» **ENUNCIADO**: Segundo o texto sobre a Igreja Católica na política brasileira, quais reivindicações anticlericais a constituição de 1890 atendeu?

» **TEXTO DE APOIO**:
----------

Aspectos Históricos da Igreja Católica na Politica Brasileira, por Marcos Vinicius de Freitas Reis

O monopólio da Igreja Católica e seus mecanismos foram atuantes no Estado brasileiro no período da colonização.

Religião e Sociedade na Atualidade

Aspectos Históricos da Igreja Católica na Politica Brasileira

por Marcos Vinicius de Freitas Reis

A Igreja católica figurou muito tempo como a religião oficial e com mais adeptos no País. A legitimidade religiosa e a relação entre política e Igreja no Brasil é algo que remete ao período de colonização, datado dos anos 1500. Para ingressar em solo brasileiro no período colonial era obrigatório ser católico. O poder estabelecido no período colonial promoveu um modelo de Catolicismo conhecido como Cristandade. Nele, a Igreja era uma instituição subordinada ao Estado e a religião oficial funcionava como instrumento de dominação social, política e cultural. A Igreja Católica no Brasil exerceu por muito tempo fortes influências e relação direta com o Estado. Durante todo o período colonial (1500-1822) e imperial (1822-1889), o catolicismo foi a única religião legalmente aceita, não havendo liberdade de culto em nosso país. O monopólio da Igreja Católica e seus mecanismos foram atuantes no Estado brasileiro no período da colonização. O Estado Português estabeleceu o catolicismo como religião oficial, proibindo qualquer outro tipo de crença e práticas religiosas fora do seu monopólio. Isso afetava consideravelmente a ideia de cidadania na época, pois índios e escravos eram proibidos de manifestar suas práticas religiosas.

No século XIX no Brasil não era difícil saber qual era a fé professada pelos cidadãos, pois o catolicismo figurava como a religião oficial. Também neste período, só era permitida a entrada de migrantes no País se houvesse a afirmação de que a religião adotada era a católica, e cidadãos de outros credos se viam obrigados a se converter a ela. Até para trabalhar em repartições públicas era preciso professar a fé católica, bem como em outras instâncias da vida social. A autonomia da Igreja Católica podia ser vista e vivenciada neste período e perpassava as instâncias sociais, vindo a ter atuação na política.

Por mais que a constituição imperial de 1824 tenha de certo modo contribuído para um direcionamento da liberdade religiosa de outros grupos, especificamente dos protestantes, não foi suficiente para enfraquecer as relações de privilégios da Igreja Católica neste período. Após 1870, as elites laicizaram-se rapidamente, e o governo republicano separou Igreja e Estado. Ressalta-se que não houve um rompimento definitivo das relações do estado brasileiro com a Igreja Católica; pode-se pensar que ocorreu uma separação formal, não um rompimento50.

A constituição de 1890 atendeu a reivindicações anticlericais, como casamento civil, cemitérios seculares e ensino público leigo. Não havia mais restrições legais para a participação política advinda da condição de protestante. É importante lembrar que na história do País os protestantes foram por muito tempo considerados grupos marginalizados. O catolicismo se viu alijado do processo de formação da república; e a união de maçons, liberais e os recém-chegados protestantes em prol da laicização do Estado, foram lidas como uma “frente anticatólica”.

----------

Entradas de anotação espacial:
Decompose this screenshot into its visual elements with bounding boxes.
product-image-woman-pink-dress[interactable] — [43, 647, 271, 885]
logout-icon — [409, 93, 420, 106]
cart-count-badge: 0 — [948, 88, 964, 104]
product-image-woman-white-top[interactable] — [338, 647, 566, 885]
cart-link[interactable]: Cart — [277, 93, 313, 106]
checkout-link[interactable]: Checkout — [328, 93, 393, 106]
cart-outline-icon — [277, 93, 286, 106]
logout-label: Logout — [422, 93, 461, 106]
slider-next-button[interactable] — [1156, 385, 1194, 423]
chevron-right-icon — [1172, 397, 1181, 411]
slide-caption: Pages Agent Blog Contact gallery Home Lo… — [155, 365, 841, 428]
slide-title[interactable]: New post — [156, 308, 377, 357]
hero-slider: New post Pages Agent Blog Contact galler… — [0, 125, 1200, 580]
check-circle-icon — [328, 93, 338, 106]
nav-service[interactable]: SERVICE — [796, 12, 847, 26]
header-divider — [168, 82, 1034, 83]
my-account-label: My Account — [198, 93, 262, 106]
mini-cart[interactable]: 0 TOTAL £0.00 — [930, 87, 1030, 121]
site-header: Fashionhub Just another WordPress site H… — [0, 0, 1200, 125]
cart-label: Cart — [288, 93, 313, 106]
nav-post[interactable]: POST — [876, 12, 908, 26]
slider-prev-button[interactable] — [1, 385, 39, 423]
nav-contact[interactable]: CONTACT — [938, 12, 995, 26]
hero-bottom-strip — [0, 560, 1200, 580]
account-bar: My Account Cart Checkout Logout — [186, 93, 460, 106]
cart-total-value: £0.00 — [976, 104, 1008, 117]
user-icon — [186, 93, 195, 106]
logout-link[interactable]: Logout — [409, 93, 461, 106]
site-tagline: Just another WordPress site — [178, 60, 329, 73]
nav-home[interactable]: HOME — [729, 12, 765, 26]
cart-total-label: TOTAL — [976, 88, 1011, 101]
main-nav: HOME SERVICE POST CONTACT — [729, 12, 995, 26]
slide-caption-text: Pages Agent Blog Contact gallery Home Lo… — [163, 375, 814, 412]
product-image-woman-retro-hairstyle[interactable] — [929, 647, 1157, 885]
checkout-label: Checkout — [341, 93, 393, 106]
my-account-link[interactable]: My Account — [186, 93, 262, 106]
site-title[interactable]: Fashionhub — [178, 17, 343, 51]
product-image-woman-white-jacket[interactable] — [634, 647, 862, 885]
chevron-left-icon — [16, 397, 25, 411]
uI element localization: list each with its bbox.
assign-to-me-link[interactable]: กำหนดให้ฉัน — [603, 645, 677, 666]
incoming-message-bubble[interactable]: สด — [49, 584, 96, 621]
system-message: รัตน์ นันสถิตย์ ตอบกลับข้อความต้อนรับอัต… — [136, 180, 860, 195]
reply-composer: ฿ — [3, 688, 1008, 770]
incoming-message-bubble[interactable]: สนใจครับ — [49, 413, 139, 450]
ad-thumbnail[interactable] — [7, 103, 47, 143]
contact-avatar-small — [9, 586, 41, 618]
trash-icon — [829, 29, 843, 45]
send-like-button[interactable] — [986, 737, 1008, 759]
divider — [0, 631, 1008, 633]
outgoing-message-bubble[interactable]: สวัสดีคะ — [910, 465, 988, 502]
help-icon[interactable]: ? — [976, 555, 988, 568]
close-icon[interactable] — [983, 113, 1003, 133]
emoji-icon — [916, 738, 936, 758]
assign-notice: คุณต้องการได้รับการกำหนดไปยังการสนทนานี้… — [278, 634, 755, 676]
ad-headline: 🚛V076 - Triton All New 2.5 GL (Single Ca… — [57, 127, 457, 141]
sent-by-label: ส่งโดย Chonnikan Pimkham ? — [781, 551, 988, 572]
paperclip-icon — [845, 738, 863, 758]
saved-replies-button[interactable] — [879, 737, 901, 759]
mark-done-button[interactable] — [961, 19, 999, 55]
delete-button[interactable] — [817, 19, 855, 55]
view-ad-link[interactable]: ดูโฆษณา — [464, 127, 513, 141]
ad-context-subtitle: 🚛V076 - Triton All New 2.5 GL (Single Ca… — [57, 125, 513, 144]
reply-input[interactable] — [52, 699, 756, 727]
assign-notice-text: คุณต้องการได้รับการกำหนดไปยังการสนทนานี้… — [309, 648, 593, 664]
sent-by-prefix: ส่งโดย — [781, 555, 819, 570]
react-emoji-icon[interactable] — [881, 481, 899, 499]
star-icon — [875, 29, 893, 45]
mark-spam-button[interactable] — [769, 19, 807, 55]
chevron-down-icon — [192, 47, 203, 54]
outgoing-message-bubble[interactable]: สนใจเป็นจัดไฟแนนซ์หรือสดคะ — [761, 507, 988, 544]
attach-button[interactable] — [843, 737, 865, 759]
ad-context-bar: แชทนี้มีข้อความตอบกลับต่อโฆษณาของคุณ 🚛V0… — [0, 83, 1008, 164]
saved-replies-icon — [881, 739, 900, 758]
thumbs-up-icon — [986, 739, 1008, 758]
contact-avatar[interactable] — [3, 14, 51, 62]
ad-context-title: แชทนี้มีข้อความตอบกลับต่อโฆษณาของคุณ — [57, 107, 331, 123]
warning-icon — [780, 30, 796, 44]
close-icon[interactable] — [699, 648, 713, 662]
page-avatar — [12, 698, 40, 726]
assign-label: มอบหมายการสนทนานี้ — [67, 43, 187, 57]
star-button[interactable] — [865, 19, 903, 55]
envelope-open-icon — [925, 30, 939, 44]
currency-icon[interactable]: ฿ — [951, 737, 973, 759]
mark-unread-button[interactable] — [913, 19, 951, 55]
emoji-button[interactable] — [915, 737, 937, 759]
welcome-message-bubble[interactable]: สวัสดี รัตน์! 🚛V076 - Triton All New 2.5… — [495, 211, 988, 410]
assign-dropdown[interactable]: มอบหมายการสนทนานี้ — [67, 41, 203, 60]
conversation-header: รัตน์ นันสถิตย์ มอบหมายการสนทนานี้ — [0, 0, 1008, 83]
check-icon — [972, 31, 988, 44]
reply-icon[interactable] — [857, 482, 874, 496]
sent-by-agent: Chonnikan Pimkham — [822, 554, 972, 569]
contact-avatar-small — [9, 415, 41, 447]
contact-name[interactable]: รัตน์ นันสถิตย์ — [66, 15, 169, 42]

----------

» **RESPOSTA**: Casamento civil, cemitérios seculares e ensino público leigo.